Records from a collection:
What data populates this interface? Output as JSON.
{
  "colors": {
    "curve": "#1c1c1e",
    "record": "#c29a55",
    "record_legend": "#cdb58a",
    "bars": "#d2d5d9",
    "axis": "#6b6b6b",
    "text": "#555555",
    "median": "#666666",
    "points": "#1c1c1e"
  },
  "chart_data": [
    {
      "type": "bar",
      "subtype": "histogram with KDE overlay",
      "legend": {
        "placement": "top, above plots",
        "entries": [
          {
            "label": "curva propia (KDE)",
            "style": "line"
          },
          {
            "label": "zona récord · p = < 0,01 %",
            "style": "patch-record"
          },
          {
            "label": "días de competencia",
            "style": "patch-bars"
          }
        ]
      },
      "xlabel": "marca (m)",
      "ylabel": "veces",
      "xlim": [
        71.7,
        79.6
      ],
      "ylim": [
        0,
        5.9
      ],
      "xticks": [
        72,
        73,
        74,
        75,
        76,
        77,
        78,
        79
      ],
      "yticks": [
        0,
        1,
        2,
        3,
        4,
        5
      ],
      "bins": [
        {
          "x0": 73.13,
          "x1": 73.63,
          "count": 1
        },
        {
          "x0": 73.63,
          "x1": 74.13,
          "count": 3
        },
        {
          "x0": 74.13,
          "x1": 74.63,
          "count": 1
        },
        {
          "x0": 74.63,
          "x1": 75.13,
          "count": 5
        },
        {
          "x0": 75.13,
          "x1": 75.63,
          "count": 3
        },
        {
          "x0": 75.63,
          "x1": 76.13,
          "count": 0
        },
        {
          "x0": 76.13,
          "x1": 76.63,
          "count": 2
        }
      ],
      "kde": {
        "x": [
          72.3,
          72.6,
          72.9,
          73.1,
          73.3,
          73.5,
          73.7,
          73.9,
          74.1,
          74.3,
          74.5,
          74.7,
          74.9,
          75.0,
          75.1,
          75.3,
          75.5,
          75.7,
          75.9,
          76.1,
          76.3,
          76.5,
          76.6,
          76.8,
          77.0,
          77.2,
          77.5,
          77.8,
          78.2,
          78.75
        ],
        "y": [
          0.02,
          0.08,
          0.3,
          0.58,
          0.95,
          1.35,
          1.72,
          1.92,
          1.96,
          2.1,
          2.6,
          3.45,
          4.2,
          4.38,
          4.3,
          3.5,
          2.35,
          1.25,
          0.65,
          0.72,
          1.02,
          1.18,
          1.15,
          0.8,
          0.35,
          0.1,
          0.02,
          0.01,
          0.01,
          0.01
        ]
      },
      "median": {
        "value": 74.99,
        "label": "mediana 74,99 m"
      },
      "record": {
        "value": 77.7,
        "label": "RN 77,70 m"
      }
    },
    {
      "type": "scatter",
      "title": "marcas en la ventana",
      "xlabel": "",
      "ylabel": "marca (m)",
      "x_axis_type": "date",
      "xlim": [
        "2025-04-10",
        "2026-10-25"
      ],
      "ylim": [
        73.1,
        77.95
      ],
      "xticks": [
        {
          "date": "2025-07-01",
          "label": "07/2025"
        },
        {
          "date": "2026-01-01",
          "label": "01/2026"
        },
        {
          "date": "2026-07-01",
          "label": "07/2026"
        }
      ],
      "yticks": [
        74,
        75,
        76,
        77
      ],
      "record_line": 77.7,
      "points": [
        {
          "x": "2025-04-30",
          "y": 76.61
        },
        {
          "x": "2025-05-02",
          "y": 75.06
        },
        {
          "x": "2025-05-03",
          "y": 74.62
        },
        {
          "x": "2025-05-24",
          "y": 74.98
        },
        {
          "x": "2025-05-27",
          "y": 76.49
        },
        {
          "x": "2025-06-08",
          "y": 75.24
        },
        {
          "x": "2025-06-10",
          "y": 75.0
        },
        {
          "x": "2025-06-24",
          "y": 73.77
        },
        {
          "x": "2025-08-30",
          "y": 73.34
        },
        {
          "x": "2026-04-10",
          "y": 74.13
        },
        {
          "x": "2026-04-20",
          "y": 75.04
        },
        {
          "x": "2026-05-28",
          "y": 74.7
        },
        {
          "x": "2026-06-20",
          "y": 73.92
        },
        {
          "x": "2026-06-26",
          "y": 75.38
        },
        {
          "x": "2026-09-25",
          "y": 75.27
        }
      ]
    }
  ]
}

▶ Given request
Show all lines above holding "patch".

▶ Worked answer
            "style": "patch-record"
            "style": "patch-bars"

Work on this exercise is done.